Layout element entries
____________________
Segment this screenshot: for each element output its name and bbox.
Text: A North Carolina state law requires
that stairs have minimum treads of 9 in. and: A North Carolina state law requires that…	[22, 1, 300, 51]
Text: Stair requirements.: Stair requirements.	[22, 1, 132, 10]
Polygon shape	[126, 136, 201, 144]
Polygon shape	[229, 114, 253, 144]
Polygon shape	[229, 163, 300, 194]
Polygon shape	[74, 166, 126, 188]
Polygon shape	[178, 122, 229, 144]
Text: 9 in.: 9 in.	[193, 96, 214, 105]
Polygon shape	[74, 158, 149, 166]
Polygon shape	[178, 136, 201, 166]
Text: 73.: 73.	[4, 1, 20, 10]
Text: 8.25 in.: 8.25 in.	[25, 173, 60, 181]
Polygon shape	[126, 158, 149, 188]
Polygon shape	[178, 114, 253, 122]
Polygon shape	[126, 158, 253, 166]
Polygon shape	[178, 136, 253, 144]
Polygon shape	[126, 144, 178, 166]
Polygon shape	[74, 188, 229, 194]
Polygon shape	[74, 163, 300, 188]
____________________
_TASK BRIEF_
Present these lines as a numbered list, omitting any blank lines.

_SOLUTION_
1. Segment this screenshot: for each element output its name and bbox.
2. Text: A North Carolina state law requires
3. that stairs have minimum treads of 9 in. and: A North Carolina state law requires that…	[22, 1, 300, 51]
4. Text: Stair requirements.: Stair requirements.	[22, 1, 132, 10]
5. Polygon shape	[126, 136, 201, 144]
6. Polygon shape	[229, 114, 253, 144]
7. Polygon shape	[229, 163, 300, 194]
8. Polygon shape	[74, 166, 126, 188]
9. Polygon shape	[178, 122, 229, 144]
10. Text: 9 in.: 9 in.	[193, 96, 214, 105]
11. Polygon shape	[74, 158, 149, 166]
12. Polygon shape	[178, 136, 201, 166]
13. Text: 73.: 73.	[4, 1, 20, 10]
14. Text: 8.25 in.: 8.25 in.	[25, 173, 60, 181]
15. Polygon shape	[126, 158, 149, 188]
16. Polygon shape	[178, 114, 253, 122]
17. Polygon shape	[126, 158, 253, 166]
18. Polygon shape	[178, 136, 253, 144]
19. Polygon shape	[126, 144, 178, 166]
20. Polygon shape	[74, 188, 229, 194]
21. Polygon shape	[74, 163, 300, 188]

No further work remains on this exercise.